# Consigne
Relevez, s'il vous plaît, toutes les personnes nommées dans le texte sur les Accords d'Abraham ci-dessous, sans compter la signature de l'auteur.

# Texte source
★ ★ ★ ★
Par Sabine Roitman – Desinfos
Si les voyages forment la jeunesse, ils instruisent aussi les adultes, et ce n’est qu’en se rendant sur place dans les Emirats qu’on comprend vraiment à quel point les « Accords d’Abraham » ont changé la donne au Moyen-Orient. On mesure encore mal aujourd’hui toutes les retombées positives pour Israël de ces accords, snobés dès leur signature par beaucoup de pays européens, par les démocrates et par la majorité des juifs américains car, « péché originel », ils étaient l’œuvre d’un Donald Trump méprisé et d’un Benjamin Netanyahu stigmatisé.
Il faut se rendre à Dubai ou Abu Dhabi pour mesurer à quel point Donald Trump, Bibi Netanyahu et Jared Kushner ont réussi à bouleverser les alliances régionales et à bousculer le dogmatisme islamo-gauchiste et antisioniste que l’on retrouve pourtant un peu partout dans le monde : l’héritage abrahamique commun des Juifs et des musulmans est en effet clairement mentionné dans le texte des accords, et en faisant jouer la Hatikva dans leurs palais les dirigeants de ces pays arabes reconnaissent implicitement les Juifs comme peuple biblique de la terre d’Israël. De quoi démoraliser pour un temps nos ennemis et déstabiliser leur discours… N’en déplaise à certains, ces trois hommes d’Etat méritent sans conteste le Prix Nobel de la paix, attribué en d’autres temps sous forme de chèque en blanc à des Arafat ou des Obama.
L’invasion brutale de l’Ukraine par la Russie prouve dans cette époque de bien pensance que seuls les Etats forts peuvent survivre. Et ce n’est pas par bonté d’âme mais bien parce qu’Israël est fort aujourd’hui, que des Etats arabes longtemps hostiles sous la pression des « Palestiniens » ont décidé de revoir leur position à 180° : ils y trouvent un intérêt économique et technologique bien sûr, mais surtout le bénéfice d’une alliance politique et militaire contre leur inquiétant voisin iranien.
Au plan stratégique, c’est en se promenant le long des plages de ces émirats qu’on réalise tout à coup que l’Iran n’est qu’à 180 km, juste en face sur le Golfe persique. On mesure mieux alors l’avantage exceptionnel que peut donner à Israël l’accord de coopération de défense signé par Naftali Bennett avec le Bahreïn, et qui prévoit que du personnel naval et des responsables de défense israéliens pourront désormais y stationner en permanence, littéralement sur la frontière ouest de l’Iran.
★ ★ ★ ★
# Données présentées
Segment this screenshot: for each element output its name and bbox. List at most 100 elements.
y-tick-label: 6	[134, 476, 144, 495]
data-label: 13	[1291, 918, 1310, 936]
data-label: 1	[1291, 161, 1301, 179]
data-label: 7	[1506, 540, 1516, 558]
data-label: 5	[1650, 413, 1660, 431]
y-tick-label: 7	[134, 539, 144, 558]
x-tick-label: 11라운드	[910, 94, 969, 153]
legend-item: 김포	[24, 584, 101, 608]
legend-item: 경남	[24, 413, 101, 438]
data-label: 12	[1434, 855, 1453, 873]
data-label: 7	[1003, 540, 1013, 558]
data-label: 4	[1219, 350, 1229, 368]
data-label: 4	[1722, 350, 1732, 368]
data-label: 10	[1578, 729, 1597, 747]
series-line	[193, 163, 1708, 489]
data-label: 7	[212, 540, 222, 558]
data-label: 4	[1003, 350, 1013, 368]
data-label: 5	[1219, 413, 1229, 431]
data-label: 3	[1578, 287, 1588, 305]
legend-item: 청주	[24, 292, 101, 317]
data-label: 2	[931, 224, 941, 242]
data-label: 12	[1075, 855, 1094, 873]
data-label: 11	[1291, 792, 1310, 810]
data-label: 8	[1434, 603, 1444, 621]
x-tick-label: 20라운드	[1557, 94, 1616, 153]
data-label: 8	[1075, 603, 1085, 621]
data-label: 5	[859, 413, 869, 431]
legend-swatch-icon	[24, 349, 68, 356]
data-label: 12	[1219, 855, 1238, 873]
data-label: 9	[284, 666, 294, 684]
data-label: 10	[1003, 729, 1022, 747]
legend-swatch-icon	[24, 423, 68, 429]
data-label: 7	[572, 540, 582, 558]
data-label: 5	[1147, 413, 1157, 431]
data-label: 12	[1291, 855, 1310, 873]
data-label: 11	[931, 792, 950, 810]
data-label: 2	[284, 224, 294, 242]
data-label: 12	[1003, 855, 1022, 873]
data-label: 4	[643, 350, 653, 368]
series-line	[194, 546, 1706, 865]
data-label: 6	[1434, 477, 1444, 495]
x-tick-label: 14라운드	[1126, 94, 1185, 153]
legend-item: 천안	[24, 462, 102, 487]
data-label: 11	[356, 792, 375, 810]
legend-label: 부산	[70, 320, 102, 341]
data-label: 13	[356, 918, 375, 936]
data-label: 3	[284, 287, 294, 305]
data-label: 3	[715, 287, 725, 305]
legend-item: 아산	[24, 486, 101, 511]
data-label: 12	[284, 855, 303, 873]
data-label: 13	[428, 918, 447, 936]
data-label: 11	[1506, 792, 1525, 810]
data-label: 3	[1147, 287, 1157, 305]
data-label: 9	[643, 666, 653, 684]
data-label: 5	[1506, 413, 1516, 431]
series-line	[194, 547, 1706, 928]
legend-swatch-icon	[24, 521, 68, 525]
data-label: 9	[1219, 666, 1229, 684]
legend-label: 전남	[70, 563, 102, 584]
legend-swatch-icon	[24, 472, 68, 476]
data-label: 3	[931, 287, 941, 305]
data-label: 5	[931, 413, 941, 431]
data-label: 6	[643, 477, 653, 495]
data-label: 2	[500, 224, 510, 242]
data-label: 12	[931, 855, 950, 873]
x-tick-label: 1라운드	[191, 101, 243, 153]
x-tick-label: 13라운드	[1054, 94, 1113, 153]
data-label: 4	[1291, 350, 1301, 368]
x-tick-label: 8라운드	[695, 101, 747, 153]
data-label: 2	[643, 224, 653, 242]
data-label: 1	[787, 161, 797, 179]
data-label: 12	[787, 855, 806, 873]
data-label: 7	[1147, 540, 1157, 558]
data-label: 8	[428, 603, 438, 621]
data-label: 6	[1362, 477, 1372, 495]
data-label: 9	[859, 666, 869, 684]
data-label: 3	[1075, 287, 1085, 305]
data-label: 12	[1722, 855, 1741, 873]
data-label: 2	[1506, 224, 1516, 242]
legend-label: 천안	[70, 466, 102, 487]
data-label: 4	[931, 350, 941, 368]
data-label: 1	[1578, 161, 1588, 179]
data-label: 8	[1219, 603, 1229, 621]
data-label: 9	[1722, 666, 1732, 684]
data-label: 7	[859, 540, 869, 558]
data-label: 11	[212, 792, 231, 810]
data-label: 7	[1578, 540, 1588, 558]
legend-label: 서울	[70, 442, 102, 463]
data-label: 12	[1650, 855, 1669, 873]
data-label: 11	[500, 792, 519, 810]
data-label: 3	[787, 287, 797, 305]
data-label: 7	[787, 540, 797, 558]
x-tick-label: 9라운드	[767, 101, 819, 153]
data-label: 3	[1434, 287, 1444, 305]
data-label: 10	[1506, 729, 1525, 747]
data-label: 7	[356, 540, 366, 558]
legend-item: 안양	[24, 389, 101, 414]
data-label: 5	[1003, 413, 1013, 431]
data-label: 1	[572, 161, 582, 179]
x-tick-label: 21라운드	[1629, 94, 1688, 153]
★ ★ ★ ★
# Réponse
Donald Trump, Benjamin Netanyahu (aussi appelé « Bibi Netanyahu »), Jared Kushner, Arafat, Obama, Naftali Bennett.